WORK TO BE COMPLETED: Take every line from the listing below that contains "SIFS".

Figure record extracts

☆ ☆ ☆

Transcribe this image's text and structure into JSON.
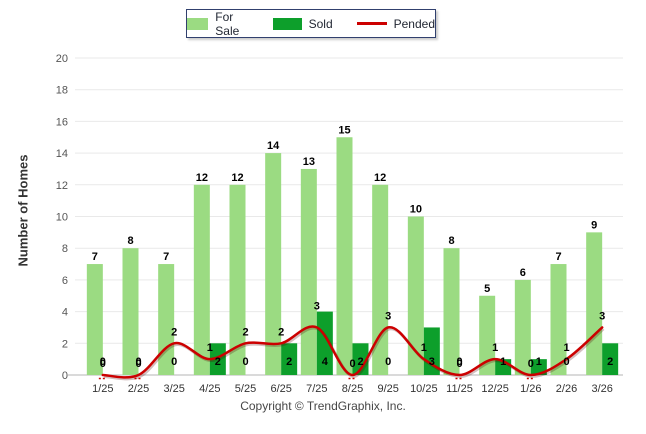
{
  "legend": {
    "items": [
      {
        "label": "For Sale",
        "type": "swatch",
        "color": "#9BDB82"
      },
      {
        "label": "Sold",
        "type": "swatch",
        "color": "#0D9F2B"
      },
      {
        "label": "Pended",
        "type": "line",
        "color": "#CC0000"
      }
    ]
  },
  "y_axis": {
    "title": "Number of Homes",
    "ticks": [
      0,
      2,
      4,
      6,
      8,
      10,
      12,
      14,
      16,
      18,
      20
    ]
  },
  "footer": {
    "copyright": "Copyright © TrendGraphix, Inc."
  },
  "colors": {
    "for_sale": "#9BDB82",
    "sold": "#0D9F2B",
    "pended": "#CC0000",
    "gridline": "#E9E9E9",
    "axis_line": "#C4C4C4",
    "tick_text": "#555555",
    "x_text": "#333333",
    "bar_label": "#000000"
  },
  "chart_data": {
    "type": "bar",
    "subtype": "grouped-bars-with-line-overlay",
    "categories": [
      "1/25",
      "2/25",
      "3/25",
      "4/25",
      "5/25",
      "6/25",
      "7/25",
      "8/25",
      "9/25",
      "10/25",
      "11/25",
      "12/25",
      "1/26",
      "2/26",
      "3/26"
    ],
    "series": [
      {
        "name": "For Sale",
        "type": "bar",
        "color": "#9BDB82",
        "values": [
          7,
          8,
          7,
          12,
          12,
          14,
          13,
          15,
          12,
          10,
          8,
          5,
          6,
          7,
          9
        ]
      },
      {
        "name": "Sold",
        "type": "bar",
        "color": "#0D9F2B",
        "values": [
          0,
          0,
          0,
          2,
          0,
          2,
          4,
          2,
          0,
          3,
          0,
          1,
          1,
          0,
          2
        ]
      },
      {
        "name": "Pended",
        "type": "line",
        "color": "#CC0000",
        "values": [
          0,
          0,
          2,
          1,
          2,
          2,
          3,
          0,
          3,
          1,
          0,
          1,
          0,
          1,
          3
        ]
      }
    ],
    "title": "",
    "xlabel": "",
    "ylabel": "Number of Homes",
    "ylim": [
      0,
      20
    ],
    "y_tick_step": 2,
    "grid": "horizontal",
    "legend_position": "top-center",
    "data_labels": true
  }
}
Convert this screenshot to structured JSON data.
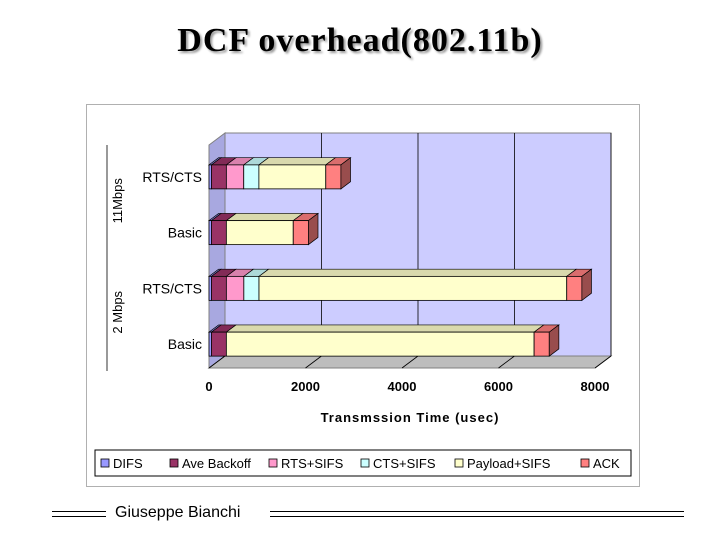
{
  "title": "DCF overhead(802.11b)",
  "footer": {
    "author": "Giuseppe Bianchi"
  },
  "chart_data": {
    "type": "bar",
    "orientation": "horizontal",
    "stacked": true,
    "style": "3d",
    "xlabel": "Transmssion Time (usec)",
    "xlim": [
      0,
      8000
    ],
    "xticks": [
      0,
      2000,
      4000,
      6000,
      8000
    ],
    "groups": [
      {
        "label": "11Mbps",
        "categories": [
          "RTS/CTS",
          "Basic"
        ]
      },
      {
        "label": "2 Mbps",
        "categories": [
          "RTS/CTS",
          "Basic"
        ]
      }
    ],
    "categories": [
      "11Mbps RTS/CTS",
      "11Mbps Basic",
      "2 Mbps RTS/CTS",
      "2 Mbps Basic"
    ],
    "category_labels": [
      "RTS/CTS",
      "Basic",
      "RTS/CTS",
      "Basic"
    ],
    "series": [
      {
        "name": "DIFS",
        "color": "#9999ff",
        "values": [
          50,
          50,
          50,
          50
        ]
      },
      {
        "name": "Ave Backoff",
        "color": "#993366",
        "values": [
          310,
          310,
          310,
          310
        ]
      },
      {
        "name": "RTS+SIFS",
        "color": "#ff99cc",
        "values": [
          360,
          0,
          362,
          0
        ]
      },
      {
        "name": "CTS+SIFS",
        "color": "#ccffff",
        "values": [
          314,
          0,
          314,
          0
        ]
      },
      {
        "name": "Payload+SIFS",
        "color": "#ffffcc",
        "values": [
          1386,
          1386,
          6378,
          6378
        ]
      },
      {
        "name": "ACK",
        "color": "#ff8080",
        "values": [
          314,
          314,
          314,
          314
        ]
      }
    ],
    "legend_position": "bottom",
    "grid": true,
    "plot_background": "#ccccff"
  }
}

☆ ☆ ☆

COMPLETED EXERCISE:
        "name": "RTS+SIFS",
        "name": "CTS+SIFS",
        "name": "Payload+SIFS",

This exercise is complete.